Želimir "Željko" Obradović (Serbian Cyrillic: Желимир Жељко Обрадовић; born March 9, 1960) is a Serbian professional basketball head coach and former professional basketball player. He currently serves as the head coach of Fenerbahçe of the Turkish Basketball Super League.

Generally considered as the best European head coach, and regarded by many as the greatest European head coach of all time,[1][2][3][4] Obradović has won 40 club titles in his coaching career, of which nine EuroLeague titles with five different clubs and also made 17 EuroLeague Final Four appearances during his coaching career. His list of professional titles won is unmatched by any other European head coach. In addition to his success at the club level, he has won major trophies as a head coach of the Yugoslavian national basketball team, most notably the EuroBasket 1997 and the 1998 FIBA World Championship.

Among titles, he has won three EuroLeague Coach of the Year and four Greek Basket League Best Coach awards. In 2008, he was named one of the 50 Greatest EuroLeague Contributors.

Early life[edit]

He was born March 9, 1960, in Čačak, PR Serbia, FPR Yugoslavia.

Playing career[edit]

Borac Čačak (1978–1984)[edit]

Obradović started his career as a basketball player with Borac Čačak in their youth system.

During the 1977–78 season, eighteen-year-old Obradović got his first taste of senior team basketball at Borac, appearing in 6 games during the season and contributing a total of 3 points.[5] After eventually establishing himself as the team's starting point guard he stayed with the club until 1984.

_ _ _ _ _

- **BRIEF 1**
Please turn the paragraph of the Obradović text beginning "Generally considered as the best European head coach" into a short bulleted list that keeps its main facts.
- **BRIEF 2**
Reproduce the Obradović text from "He was born" to "club until 1984.", changing "youth system" to "youth academy".

_ _ _ _ _

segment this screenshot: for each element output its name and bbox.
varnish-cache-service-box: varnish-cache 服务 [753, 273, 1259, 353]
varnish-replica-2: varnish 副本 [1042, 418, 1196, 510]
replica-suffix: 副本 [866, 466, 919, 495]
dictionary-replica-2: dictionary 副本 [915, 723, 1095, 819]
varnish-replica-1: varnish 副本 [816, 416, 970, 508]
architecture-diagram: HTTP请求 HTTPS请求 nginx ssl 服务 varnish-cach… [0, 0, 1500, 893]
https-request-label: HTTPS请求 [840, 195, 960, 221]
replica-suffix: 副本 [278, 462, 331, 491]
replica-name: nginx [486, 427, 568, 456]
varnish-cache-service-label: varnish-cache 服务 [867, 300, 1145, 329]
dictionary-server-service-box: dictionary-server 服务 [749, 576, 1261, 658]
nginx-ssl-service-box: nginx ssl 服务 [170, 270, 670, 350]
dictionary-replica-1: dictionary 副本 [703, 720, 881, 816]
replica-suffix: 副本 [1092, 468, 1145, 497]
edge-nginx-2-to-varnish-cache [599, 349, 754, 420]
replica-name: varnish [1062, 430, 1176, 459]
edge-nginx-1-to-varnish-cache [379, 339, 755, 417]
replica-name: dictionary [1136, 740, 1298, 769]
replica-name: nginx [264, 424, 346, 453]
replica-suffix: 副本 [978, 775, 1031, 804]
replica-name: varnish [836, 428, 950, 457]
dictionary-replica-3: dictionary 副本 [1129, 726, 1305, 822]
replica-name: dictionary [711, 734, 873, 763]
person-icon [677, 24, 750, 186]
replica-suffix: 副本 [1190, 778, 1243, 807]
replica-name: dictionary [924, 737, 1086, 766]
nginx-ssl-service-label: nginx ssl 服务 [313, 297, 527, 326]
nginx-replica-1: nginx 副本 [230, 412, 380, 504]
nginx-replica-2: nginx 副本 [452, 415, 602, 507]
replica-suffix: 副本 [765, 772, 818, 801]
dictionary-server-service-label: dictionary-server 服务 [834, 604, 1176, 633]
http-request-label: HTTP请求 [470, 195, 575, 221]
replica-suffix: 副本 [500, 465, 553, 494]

_ _ _ _ _

- **EXERCISE RESULT 1**
- Widely considered the best European head coach, and by many the greatest of all time
- 40 club titles as a coach, including nine EuroLeague titles with five different clubs
- 17 EuroLeague Final Four appearances
- A list of professional titles unmatched by any other European head coach
- Major trophies with the Yugoslavian national team, most notably EuroBasket 1997 and the 1998 FIBA World Championship

- **EXERCISE RESULT 2**
He was born March 9, 1960, in Čačak, PR Serbia, FPR Yugoslavia.

Playing career[edit]

Borac Čačak (1978–1984)[edit]

Obradović started his career as a basketball player with Borac Čačak in their youth academy.

During the 1977–78 season, eighteen-year-old Obradović got his first taste of senior team basketball at Borac, appearing in 6 games during the season and contributing a total of 3 points.[5] After eventually establishing himself as the team's starting point guard he stayed with the club until 1984.